_Given problem_
Give these lines as a Markdown table with the columns Row and Line, one row per line and blank lines left out. Leave the pictures out of the answer.
============================================================
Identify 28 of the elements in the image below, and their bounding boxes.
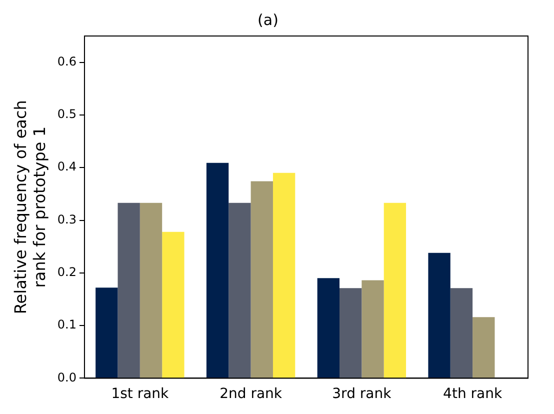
y-tick-label: 0.0 <box>57 370 76 384</box>
y-tick-label: 0.5 <box>57 107 76 122</box>
bar <box>162 232 184 378</box>
y-tick-label: 0.4 <box>57 160 76 174</box>
y-tick-label: 0.3 <box>57 212 76 226</box>
bar <box>362 280 384 378</box>
bar <box>228 202 251 378</box>
bar <box>340 288 362 378</box>
bar <box>272 172 296 378</box>
bar <box>140 202 162 378</box>
x-tick-label: 1st rank <box>111 386 170 402</box>
bar <box>250 181 273 378</box>
bar <box>384 202 406 378</box>
y-tick-label: 0.2 <box>57 265 76 280</box>
bar <box>118 202 140 378</box>
bar <box>450 288 473 378</box>
y-axis-title: Relative frequency of each rank for prototype 1 <box>10 100 49 314</box>
bar <box>472 317 495 378</box>
y-tick-label: 0.6 <box>57 54 76 68</box>
y-tick-label: 0.1 <box>57 318 76 332</box>
chart-title: (a) <box>258 10 278 29</box>
x-tick-label: 4th rank <box>443 386 503 402</box>
bar <box>317 278 340 378</box>
bar <box>428 252 450 378</box>
bar <box>206 162 229 378</box>
x-tick-label: 3rd rank <box>332 386 392 402</box>
x-tick-label: 2nd rank <box>220 386 283 402</box>
bar <box>96 288 118 378</box>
============================================================
_Output_
| Row | Line |
|---|---|
| 1 | Identify 28 of the elements in the image below, and their bounding boxes. |
| 2 | y-tick-label: 0.0 <box>57 370 76 384</box> |
| 3 | y-tick-label: 0.5 <box>57 107 76 122</box> |
| 4 | bar <box>162 232 184 378</box> |
| 5 | y-tick-label: 0.4 <box>57 160 76 174</box> |
| 6 | y-tick-label: 0.3 <box>57 212 76 226</box> |
| 7 | bar <box>362 280 384 378</box> |
| 8 | bar <box>228 202 251 378</box> |
| 9 | bar <box>340 288 362 378</box> |
| 10 | bar <box>272 172 296 378</box> |
| 11 | bar <box>140 202 162 378</box> |
| 12 | x-tick-label: 1st rank <box>111 386 170 402</box> |
| 13 | bar <box>250 181 273 378</box> |
| 14 | bar <box>384 202 406 378</box> |
| 15 | y-tick-label: 0.2 <box>57 265 76 280</box> |
| 16 | bar <box>118 202 140 378</box> |
| 17 | bar <box>450 288 473 378</box> |
| 18 | y-axis-title: Relative frequency of each rank for prototype 1 <box>10 100 49 314</box> |
| 19 | bar <box>472 317 495 378</box> |
| 20 | y-tick-label: 0.6 <box>57 54 76 68</box> |
| 21 | y-tick-label: 0.1 <box>57 318 76 332</box> |
| 22 | chart-title: (a) <box>258 10 278 29</box> |
| 23 | x-tick-label: 4th rank <box>443 386 503 402</box> |
| 24 | bar <box>317 278 340 378</box> |
| 25 | bar <box>428 252 450 378</box> |
| 26 | bar <box>206 162 229 378</box> |
| 27 | x-tick-label: 3rd rank <box>332 386 392 402</box> |
| 28 | x-tick-label: 2nd rank <box>220 386 283 402</box> |
| 29 | bar <box>96 288 118 378</box> |